(Items taken from a dataset)
(begin)

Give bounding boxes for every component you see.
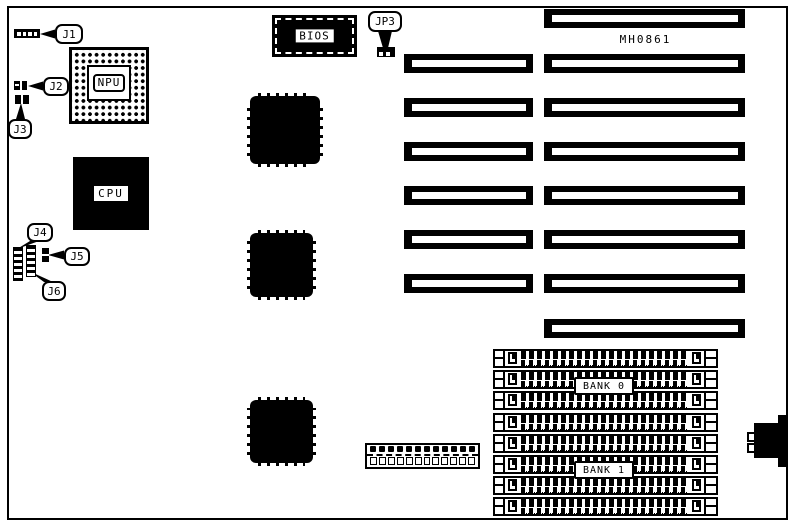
- jp3-pin-connector: [377, 47, 395, 57]
- j3-pin-connector: [15, 95, 29, 104]
- motherboard-diagram: J1 J2 J3 J4 J5 J6 JP3 NPU CPU BIOS MH086…: [0, 0, 792, 527]
- bank1-label: BANK 1: [574, 461, 634, 479]
- callout-leader-lines: [0, 0, 792, 527]
- j5-pin-connector: [42, 248, 49, 262]
- j1-pin-connector: [14, 29, 40, 38]
- j2-label: J2: [43, 77, 69, 96]
- j1-label: J1: [55, 24, 83, 44]
- j5-label: J5: [64, 247, 90, 266]
- bank0-label: BANK 0: [574, 377, 634, 395]
- j6-pin-header: [26, 245, 36, 277]
- jp3-label: JP3: [368, 11, 402, 32]
- j6-label: J6: [42, 281, 66, 301]
- j3-label: J3: [8, 119, 32, 139]
- j4-label: J4: [27, 223, 53, 242]
- j4-pin-header: [13, 247, 23, 281]
- j2-pin-connector: [14, 81, 27, 90]
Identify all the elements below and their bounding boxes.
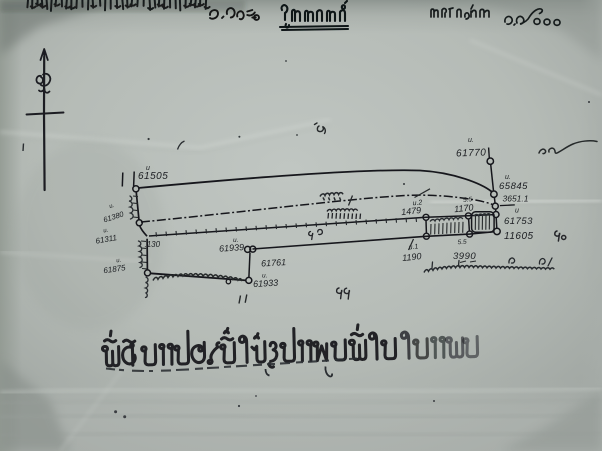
svg-text:u.: u. [116, 258, 122, 265]
svg-text:3651.1: 3651.1 [503, 194, 529, 204]
svg-text:65845: 65845 [499, 181, 528, 192]
svg-text:u.: u. [468, 137, 474, 144]
svg-text:.130: .130 [145, 240, 161, 249]
svg-text:u: u [515, 208, 519, 215]
svg-text:61753: 61753 [504, 216, 533, 227]
svg-text:1479: 1479 [401, 205, 422, 217]
svg-text:u.2: u.2 [412, 199, 423, 207]
svg-text:u.: u. [505, 174, 511, 181]
svg-text:61505: 61505 [138, 171, 168, 182]
svg-text:61761: 61761 [261, 257, 287, 268]
svg-text:u.: u. [262, 273, 268, 280]
svg-text:u.: u. [103, 228, 109, 235]
svg-text:1190: 1190 [402, 251, 422, 263]
svg-text:u.: u. [233, 237, 239, 244]
svg-text:61939: 61939 [219, 242, 245, 254]
svg-text:5.5: 5.5 [457, 239, 467, 247]
svg-text:3990: 3990 [453, 251, 476, 262]
svg-text:11605: 11605 [504, 231, 534, 242]
svg-text:5.5: 5.5 [463, 196, 473, 204]
svg-text:61770: 61770 [456, 147, 487, 159]
svg-text:1170: 1170 [454, 202, 474, 214]
svg-text:u: u [146, 165, 150, 172]
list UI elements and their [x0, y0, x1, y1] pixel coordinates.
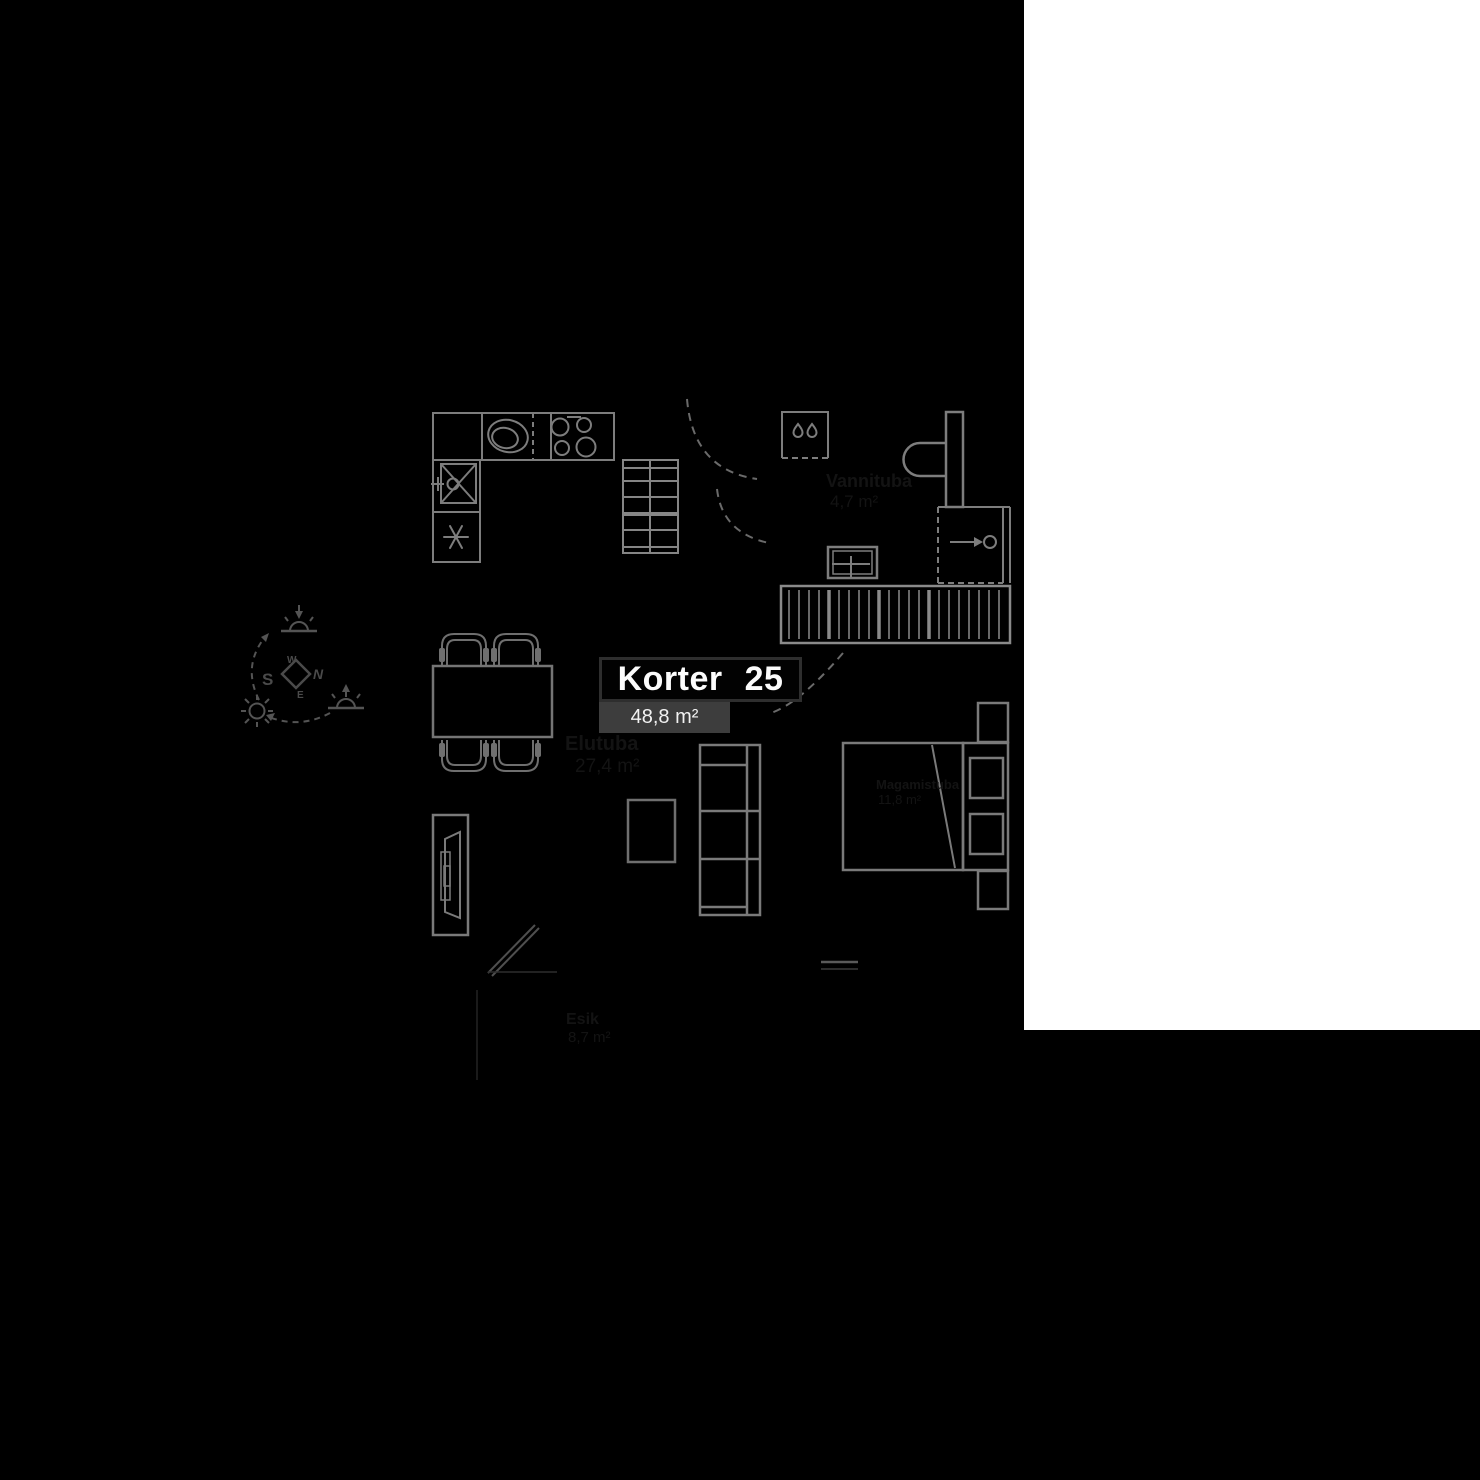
dining-chair	[439, 740, 489, 771]
compass-s: S	[262, 670, 273, 689]
compass-e: E	[297, 690, 304, 701]
nightstand	[978, 871, 1008, 909]
room-name: Vannituba	[826, 471, 912, 492]
compass-n: N	[313, 666, 324, 682]
fridge-snowflake-icon	[444, 526, 468, 548]
floor-plan-drawing: W N S E	[0, 0, 1480, 1480]
unit-area-badge: 48,8 m²	[599, 702, 730, 733]
sofa	[700, 745, 760, 915]
coffee-table	[628, 800, 675, 862]
room-label-hallway: Esik 8,7 m²	[566, 1011, 611, 1047]
dining-chair	[491, 634, 541, 665]
kitchen-counter	[433, 413, 614, 562]
stove-burners	[552, 418, 596, 457]
room-name: Elutuba	[565, 733, 639, 756]
floor-plan-canvas: W N S E	[0, 0, 1480, 1480]
towel-ladder	[623, 460, 678, 553]
room-area: 8,7 m²	[568, 1029, 611, 1046]
entrance-door	[477, 925, 557, 1080]
dining-table	[433, 666, 552, 737]
room-area: 27,4 m²	[575, 756, 639, 778]
kitchen-sink	[485, 416, 532, 457]
toilet	[904, 412, 964, 507]
prep-sink	[431, 464, 476, 503]
washbasin	[828, 547, 877, 578]
dining-chair	[439, 634, 489, 665]
unit-label: Korter 25	[599, 657, 802, 702]
sunrise-icon	[328, 684, 364, 708]
room-area: 4,7 m²	[830, 492, 912, 512]
sunset-icon	[281, 605, 317, 631]
room-label-living: Elutuba 27,4 m²	[565, 733, 639, 778]
dining-chair	[491, 740, 541, 771]
pillow	[970, 814, 1003, 854]
pillow	[970, 758, 1003, 798]
sun-icon	[241, 695, 273, 727]
room-area: 11,8 m²	[878, 793, 959, 808]
compass-rose: W N S E	[262, 655, 324, 701]
room-name: Magamistuba	[876, 778, 959, 793]
compass-w: W	[287, 655, 297, 666]
nightstand	[978, 703, 1008, 742]
sun-path-diagram: W N S E	[241, 605, 364, 727]
shower	[782, 412, 828, 458]
door-threshold	[821, 962, 858, 969]
tv-stand	[433, 815, 468, 935]
room-name: Esik	[566, 1011, 611, 1029]
room-label-bathroom: Vannituba 4,7 m²	[826, 471, 912, 511]
water-drop-icon	[808, 424, 817, 437]
shower-enclosure	[938, 507, 1010, 583]
wardrobe	[781, 586, 1010, 643]
water-drop-icon	[794, 424, 803, 437]
room-label-bedroom: Magamistuba 11,8 m²	[876, 778, 959, 808]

(end)

Task to complete. Could you print every line of the records above word for word, omitting the pictures?

Answer to this exercise.
Give bounding boxes for every component you see.
- jp3-pin-connector: [377, 47, 395, 57]
- j3-pin-connector: [15, 95, 29, 104]
- motherboard-diagram: J1 J2 J3 J4 J5 J6 JP3 NPU CPU BIOS MH086…: [0, 0, 792, 527]
- bank1-label: BANK 1: [574, 461, 634, 479]
- callout-leader-lines: [0, 0, 792, 527]
- j5-pin-connector: [42, 248, 49, 262]
- j1-pin-connector: [14, 29, 40, 38]
- j2-label: J2: [43, 77, 69, 96]
- j1-label: J1: [55, 24, 83, 44]
- j5-label: J5: [64, 247, 90, 266]
- bank0-label: BANK 0: [574, 377, 634, 395]
- j6-pin-header: [26, 245, 36, 277]
- jp3-label: JP3: [368, 11, 402, 32]
- j6-label: J6: [42, 281, 66, 301]
- j3-label: J3: [8, 119, 32, 139]
- j4-label: J4: [27, 223, 53, 242]
- j4-pin-header: [13, 247, 23, 281]
- j2-pin-connector: [14, 81, 27, 90]
Identify all the elements below and their bounding boxes.
svg-text:u.: u. [116, 258, 122, 265]
svg-text:3651.1: 3651.1 [503, 194, 529, 204]
svg-text:65845: 65845 [499, 181, 528, 192]
svg-text:u.: u. [468, 137, 474, 144]
svg-text:.130: .130 [145, 240, 161, 249]
svg-text:u: u [515, 208, 519, 215]
svg-text:61753: 61753 [504, 216, 533, 227]
svg-text:1479: 1479 [401, 205, 422, 217]
svg-text:u.2: u.2 [412, 199, 423, 207]
svg-text:u.: u. [505, 174, 511, 181]
svg-text:61505: 61505 [138, 171, 168, 182]
svg-text:61761: 61761 [261, 257, 287, 268]
svg-text:u.: u. [262, 273, 268, 280]
svg-text:u.: u. [103, 228, 109, 235]
svg-text:1190: 1190 [402, 251, 422, 263]
svg-text:u.: u. [233, 237, 239, 244]
svg-text:61939: 61939 [219, 242, 245, 254]
svg-text:5.5: 5.5 [457, 239, 467, 247]
svg-text:3990: 3990 [453, 251, 476, 262]
svg-text:11605: 11605 [504, 231, 534, 242]
svg-text:5.5: 5.5 [463, 196, 473, 204]
svg-text:61770: 61770 [456, 147, 487, 159]
svg-text:1170: 1170 [454, 202, 474, 214]
svg-text:u: u [146, 165, 150, 172]
list UI elements and their [x0, y0, x1, y1] pixel coordinates.
dining-chair	[439, 740, 489, 771]
compass-s: S	[262, 670, 273, 689]
compass-e: E	[297, 690, 304, 701]
nightstand	[978, 871, 1008, 909]
room-name: Vannituba	[826, 471, 912, 492]
compass-n: N	[313, 666, 324, 682]
fridge-snowflake-icon	[444, 526, 468, 548]
floor-plan-drawing: W N S E	[0, 0, 1480, 1480]
unit-area-badge: 48,8 m²	[599, 702, 730, 733]
sofa	[700, 745, 760, 915]
coffee-table	[628, 800, 675, 862]
room-label-hallway: Esik 8,7 m²	[566, 1011, 611, 1047]
dining-chair	[491, 634, 541, 665]
kitchen-counter	[433, 413, 614, 562]
stove-burners	[552, 418, 596, 457]
room-name: Elutuba	[565, 733, 639, 756]
floor-plan-canvas: W N S E	[0, 0, 1480, 1480]
towel-ladder	[623, 460, 678, 553]
room-area: 8,7 m²	[568, 1029, 611, 1046]
entrance-door	[477, 925, 557, 1080]
dining-table	[433, 666, 552, 737]
room-area: 27,4 m²	[575, 756, 639, 778]
kitchen-sink	[485, 416, 532, 457]
toilet	[904, 412, 964, 507]
prep-sink	[431, 464, 476, 503]
washbasin	[828, 547, 877, 578]
dining-chair	[439, 634, 489, 665]
unit-label: Korter 25	[599, 657, 802, 702]
sunrise-icon	[328, 684, 364, 708]
room-area: 4,7 m²	[830, 492, 912, 512]
sunset-icon	[281, 605, 317, 631]
room-label-living: Elutuba 27,4 m²	[565, 733, 639, 778]
dining-chair	[491, 740, 541, 771]
pillow	[970, 814, 1003, 854]
pillow	[970, 758, 1003, 798]
sun-icon	[241, 695, 273, 727]
room-area: 11,8 m²	[878, 793, 959, 808]
compass-rose: W N S E	[262, 655, 324, 701]
room-name: Magamistuba	[876, 778, 959, 793]
compass-w: W	[287, 655, 297, 666]
nightstand	[978, 703, 1008, 742]
sun-path-diagram: W N S E	[241, 605, 364, 727]
shower	[782, 412, 828, 458]
door-threshold	[821, 962, 858, 969]
tv-stand	[433, 815, 468, 935]
room-name: Esik	[566, 1011, 611, 1029]
room-label-bathroom: Vannituba 4,7 m²	[826, 471, 912, 511]
water-drop-icon	[808, 424, 817, 437]
shower-enclosure	[938, 507, 1010, 583]
wardrobe	[781, 586, 1010, 643]
water-drop-icon	[794, 424, 803, 437]
room-label-bedroom: Magamistuba 11,8 m²	[876, 778, 959, 808]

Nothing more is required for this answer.